▶ THE EXERCISE: Reproduce the listing below word for word, with no pictures.

------------------------------------------------------------------------

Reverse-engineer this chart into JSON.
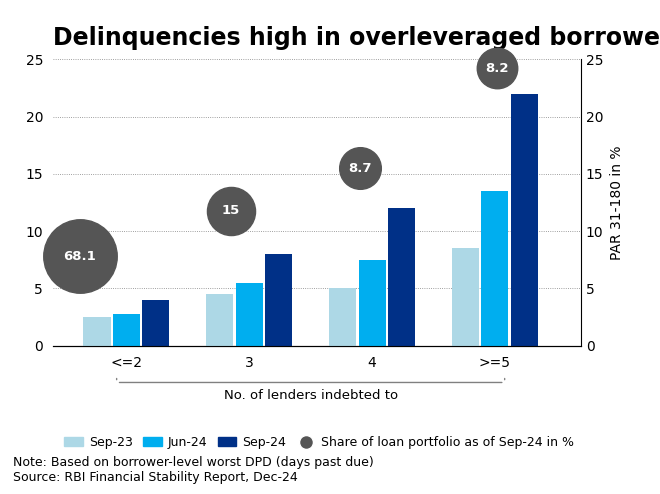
{
  "title": "Delinquencies high in overleveraged borrowers",
  "categories": [
    "<=2",
    "3",
    "4",
    ">=5"
  ],
  "sep23": [
    2.5,
    4.5,
    5.0,
    8.5
  ],
  "jun24": [
    2.8,
    5.5,
    7.5,
    13.5
  ],
  "sep24": [
    4.0,
    8.0,
    12.0,
    22.0
  ],
  "portfolio_share": [
    68.1,
    15,
    8.7,
    8.2
  ],
  "color_sep23": "#add8e6",
  "color_jun24": "#00aeef",
  "color_sep24": "#003087",
  "color_bubble": "#555555",
  "ylim": [
    0,
    25
  ],
  "yticks": [
    0,
    5,
    10,
    15,
    20,
    25
  ],
  "xlabel_main": "No. of lenders indebted to",
  "ylabel_right": "PAR 31-180 in %",
  "legend_labels": [
    "Sep-23",
    "Jun-24",
    "Sep-24",
    "Share of loan portfolio as of Sep-24 in %"
  ],
  "note_line1": "Note: Based on borrower-level worst DPD (days past due)",
  "note_line2": "Source: RBI Financial Stability Report, Dec-24",
  "background_color": "#ffffff",
  "title_fontsize": 17,
  "axis_fontsize": 10,
  "legend_fontsize": 9,
  "note_fontsize": 9
}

------------------------------------------------------------------------

▶ REPLY TO THE EXERCISE:
Reverse-engineer this chart into JSON.
{
  "title": "Delinquencies high in overleveraged borrowers",
  "categories": [
    "<=2",
    "3",
    "4",
    ">=5"
  ],
  "sep23": [
    2.5,
    4.5,
    5.0,
    8.5
  ],
  "jun24": [
    2.8,
    5.5,
    7.5,
    13.5
  ],
  "sep24": [
    4.0,
    8.0,
    12.0,
    22.0
  ],
  "portfolio_share": [
    68.1,
    15,
    8.7,
    8.2
  ],
  "color_sep23": "#add8e6",
  "color_jun24": "#00aeef",
  "color_sep24": "#003087",
  "color_bubble": "#555555",
  "ylim": [
    0,
    25
  ],
  "yticks": [
    0,
    5,
    10,
    15,
    20,
    25
  ],
  "xlabel_main": "No. of lenders indebted to",
  "ylabel_right": "PAR 31-180 in %",
  "legend_labels": [
    "Sep-23",
    "Jun-24",
    "Sep-24",
    "Share of loan portfolio as of Sep-24 in %"
  ],
  "note_line1": "Note: Based on borrower-level worst DPD (days past due)",
  "note_line2": "Source: RBI Financial Stability Report, Dec-24",
  "background_color": "#ffffff",
  "title_fontsize": 17,
  "axis_fontsize": 10,
  "legend_fontsize": 9,
  "note_fontsize": 9
}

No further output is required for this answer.